(begin)

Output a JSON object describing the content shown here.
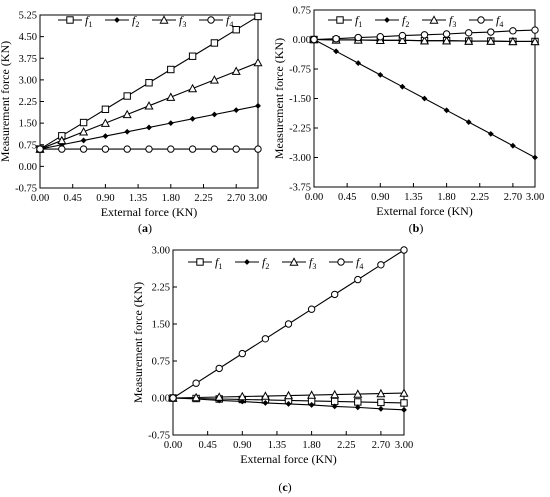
{
  "chart_data": [
    {
      "type": "line",
      "panel_label": "(a)",
      "xlabel": "External force  (KN)",
      "ylabel": "Measurement force  (KN)",
      "xlim": [
        0,
        3
      ],
      "ylim": [
        -0.75,
        5.25
      ],
      "xticks": [
        "0.00",
        "0.45",
        "0.90",
        "1.35",
        "1.80",
        "2.25",
        "2.70",
        "3.00"
      ],
      "yticks": [
        "-0.75",
        "0.00",
        "0.75",
        "1.50",
        "2.25",
        "3.00",
        "3.75",
        "4.50",
        "5.25"
      ],
      "grid": false,
      "legend_position": "top",
      "x": [
        0,
        0.3,
        0.6,
        0.9,
        1.2,
        1.5,
        1.8,
        2.1,
        2.4,
        2.7,
        3.0
      ],
      "series": [
        {
          "name": "f1",
          "marker": "square",
          "values": [
            0.6,
            1.06,
            1.52,
            1.98,
            2.44,
            2.9,
            3.36,
            3.82,
            4.28,
            4.74,
            5.2
          ]
        },
        {
          "name": "f2",
          "marker": "diamond",
          "values": [
            0.6,
            0.75,
            0.9,
            1.05,
            1.2,
            1.35,
            1.5,
            1.65,
            1.8,
            1.95,
            2.1
          ]
        },
        {
          "name": "f3",
          "marker": "triangle",
          "values": [
            0.6,
            0.9,
            1.2,
            1.5,
            1.8,
            2.1,
            2.4,
            2.7,
            3.0,
            3.3,
            3.6
          ]
        },
        {
          "name": "f4",
          "marker": "circle",
          "values": [
            0.6,
            0.6,
            0.6,
            0.6,
            0.6,
            0.6,
            0.6,
            0.6,
            0.6,
            0.6,
            0.6
          ]
        }
      ]
    },
    {
      "type": "line",
      "panel_label": "(b)",
      "xlabel": "External force  (KN)",
      "ylabel": "Measurement force  (KN)",
      "xlim": [
        0,
        3
      ],
      "ylim": [
        -3.75,
        0.75
      ],
      "xticks": [
        "0.00",
        "0.45",
        "0.90",
        "1.35",
        "1.80",
        "2.25",
        "2.70",
        "3.00"
      ],
      "yticks": [
        "-3.75",
        "-3.00",
        "-2.25",
        "-1.50",
        "-0.75",
        "0.00",
        "0.75"
      ],
      "grid": false,
      "legend_position": "top",
      "x": [
        0,
        0.3,
        0.6,
        0.9,
        1.2,
        1.5,
        1.8,
        2.1,
        2.4,
        2.7,
        3.0
      ],
      "series": [
        {
          "name": "f1",
          "marker": "square",
          "values": [
            0,
            -0.01,
            -0.01,
            -0.02,
            -0.02,
            -0.03,
            -0.03,
            -0.04,
            -0.04,
            -0.05,
            -0.05
          ]
        },
        {
          "name": "f2",
          "marker": "diamond",
          "values": [
            0,
            -0.3,
            -0.6,
            -0.9,
            -1.2,
            -1.5,
            -1.8,
            -2.1,
            -2.4,
            -2.7,
            -3.0
          ]
        },
        {
          "name": "f3",
          "marker": "triangle",
          "values": [
            0,
            -0.01,
            -0.01,
            -0.02,
            -0.02,
            -0.03,
            -0.03,
            -0.04,
            -0.04,
            -0.05,
            -0.05
          ]
        },
        {
          "name": "f4",
          "marker": "circle",
          "values": [
            0,
            0.02,
            0.05,
            0.07,
            0.1,
            0.12,
            0.14,
            0.17,
            0.19,
            0.22,
            0.24
          ]
        }
      ]
    },
    {
      "type": "line",
      "panel_label": "(c)",
      "xlabel": "External force  (KN)",
      "ylabel": "Measurement force  (KN)",
      "xlim": [
        0,
        3
      ],
      "ylim": [
        -0.75,
        3.0
      ],
      "xticks": [
        "0.00",
        "0.45",
        "0.90",
        "1.35",
        "1.80",
        "2.25",
        "2.70",
        "3.00"
      ],
      "yticks": [
        "-0.75",
        "0.00",
        "0.75",
        "1.50",
        "2.25",
        "3.00"
      ],
      "grid": false,
      "legend_position": "top",
      "x": [
        0,
        0.3,
        0.6,
        0.9,
        1.2,
        1.5,
        1.8,
        2.1,
        2.4,
        2.7,
        3.0
      ],
      "series": [
        {
          "name": "f1",
          "marker": "square",
          "values": [
            0,
            -0.01,
            -0.02,
            -0.03,
            -0.04,
            -0.05,
            -0.06,
            -0.07,
            -0.08,
            -0.09,
            -0.1
          ]
        },
        {
          "name": "f2",
          "marker": "diamond",
          "values": [
            0,
            -0.02,
            -0.05,
            -0.07,
            -0.1,
            -0.12,
            -0.14,
            -0.17,
            -0.19,
            -0.22,
            -0.24
          ]
        },
        {
          "name": "f3",
          "marker": "triangle",
          "values": [
            0,
            0.01,
            0.02,
            0.03,
            0.04,
            0.05,
            0.06,
            0.07,
            0.08,
            0.09,
            0.1
          ]
        },
        {
          "name": "f4",
          "marker": "circle",
          "values": [
            0,
            0.3,
            0.6,
            0.9,
            1.2,
            1.5,
            1.8,
            2.1,
            2.4,
            2.7,
            3.0
          ]
        }
      ]
    }
  ]
}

(end)

▶ _Stated goal_
Reproduce all of the entries word for word, skipping any pictures they hold.

▶ _Result_
Output a JSON object describing the content shown here.
{
  "chart_data": [
    {
      "type": "line",
      "panel_label": "(a)",
      "xlabel": "External force  (KN)",
      "ylabel": "Measurement force  (KN)",
      "xlim": [
        0,
        3
      ],
      "ylim": [
        -0.75,
        5.25
      ],
      "xticks": [
        "0.00",
        "0.45",
        "0.90",
        "1.35",
        "1.80",
        "2.25",
        "2.70",
        "3.00"
      ],
      "yticks": [
        "-0.75",
        "0.00",
        "0.75",
        "1.50",
        "2.25",
        "3.00",
        "3.75",
        "4.50",
        "5.25"
      ],
      "grid": false,
      "legend_position": "top",
      "x": [
        0,
        0.3,
        0.6,
        0.9,
        1.2,
        1.5,
        1.8,
        2.1,
        2.4,
        2.7,
        3.0
      ],
      "series": [
        {
          "name": "f1",
          "marker": "square",
          "values": [
            0.6,
            1.06,
            1.52,
            1.98,
            2.44,
            2.9,
            3.36,
            3.82,
            4.28,
            4.74,
            5.2
          ]
        },
        {
          "name": "f2",
          "marker": "diamond",
          "values": [
            0.6,
            0.75,
            0.9,
            1.05,
            1.2,
            1.35,
            1.5,
            1.65,
            1.8,
            1.95,
            2.1
          ]
        },
        {
          "name": "f3",
          "marker": "triangle",
          "values": [
            0.6,
            0.9,
            1.2,
            1.5,
            1.8,
            2.1,
            2.4,
            2.7,
            3.0,
            3.3,
            3.6
          ]
        },
        {
          "name": "f4",
          "marker": "circle",
          "values": [
            0.6,
            0.6,
            0.6,
            0.6,
            0.6,
            0.6,
            0.6,
            0.6,
            0.6,
            0.6,
            0.6
          ]
        }
      ]
    },
    {
      "type": "line",
      "panel_label": "(b)",
      "xlabel": "External force  (KN)",
      "ylabel": "Measurement force  (KN)",
      "xlim": [
        0,
        3
      ],
      "ylim": [
        -3.75,
        0.75
      ],
      "xticks": [
        "0.00",
        "0.45",
        "0.90",
        "1.35",
        "1.80",
        "2.25",
        "2.70",
        "3.00"
      ],
      "yticks": [
        "-3.75",
        "-3.00",
        "-2.25",
        "-1.50",
        "-0.75",
        "0.00",
        "0.75"
      ],
      "grid": false,
      "legend_position": "top",
      "x": [
        0,
        0.3,
        0.6,
        0.9,
        1.2,
        1.5,
        1.8,
        2.1,
        2.4,
        2.7,
        3.0
      ],
      "series": [
        {
          "name": "f1",
          "marker": "square",
          "values": [
            0,
            -0.01,
            -0.01,
            -0.02,
            -0.02,
            -0.03,
            -0.03,
            -0.04,
            -0.04,
            -0.05,
            -0.05
          ]
        },
        {
          "name": "f2",
          "marker": "diamond",
          "values": [
            0,
            -0.3,
            -0.6,
            -0.9,
            -1.2,
            -1.5,
            -1.8,
            -2.1,
            -2.4,
            -2.7,
            -3.0
          ]
        },
        {
          "name": "f3",
          "marker": "triangle",
          "values": [
            0,
            -0.01,
            -0.01,
            -0.02,
            -0.02,
            -0.03,
            -0.03,
            -0.04,
            -0.04,
            -0.05,
            -0.05
          ]
        },
        {
          "name": "f4",
          "marker": "circle",
          "values": [
            0,
            0.02,
            0.05,
            0.07,
            0.1,
            0.12,
            0.14,
            0.17,
            0.19,
            0.22,
            0.24
          ]
        }
      ]
    },
    {
      "type": "line",
      "panel_label": "(c)",
      "xlabel": "External force  (KN)",
      "ylabel": "Measurement force  (KN)",
      "xlim": [
        0,
        3
      ],
      "ylim": [
        -0.75,
        3.0
      ],
      "xticks": [
        "0.00",
        "0.45",
        "0.90",
        "1.35",
        "1.80",
        "2.25",
        "2.70",
        "3.00"
      ],
      "yticks": [
        "-0.75",
        "0.00",
        "0.75",
        "1.50",
        "2.25",
        "3.00"
      ],
      "grid": false,
      "legend_position": "top",
      "x": [
        0,
        0.3,
        0.6,
        0.9,
        1.2,
        1.5,
        1.8,
        2.1,
        2.4,
        2.7,
        3.0
      ],
      "series": [
        {
          "name": "f1",
          "marker": "square",
          "values": [
            0,
            -0.01,
            -0.02,
            -0.03,
            -0.04,
            -0.05,
            -0.06,
            -0.07,
            -0.08,
            -0.09,
            -0.1
          ]
        },
        {
          "name": "f2",
          "marker": "diamond",
          "values": [
            0,
            -0.02,
            -0.05,
            -0.07,
            -0.1,
            -0.12,
            -0.14,
            -0.17,
            -0.19,
            -0.22,
            -0.24
          ]
        },
        {
          "name": "f3",
          "marker": "triangle",
          "values": [
            0,
            0.01,
            0.02,
            0.03,
            0.04,
            0.05,
            0.06,
            0.07,
            0.08,
            0.09,
            0.1
          ]
        },
        {
          "name": "f4",
          "marker": "circle",
          "values": [
            0,
            0.3,
            0.6,
            0.9,
            1.2,
            1.5,
            1.8,
            2.1,
            2.4,
            2.7,
            3.0
          ]
        }
      ]
    }
  ]
}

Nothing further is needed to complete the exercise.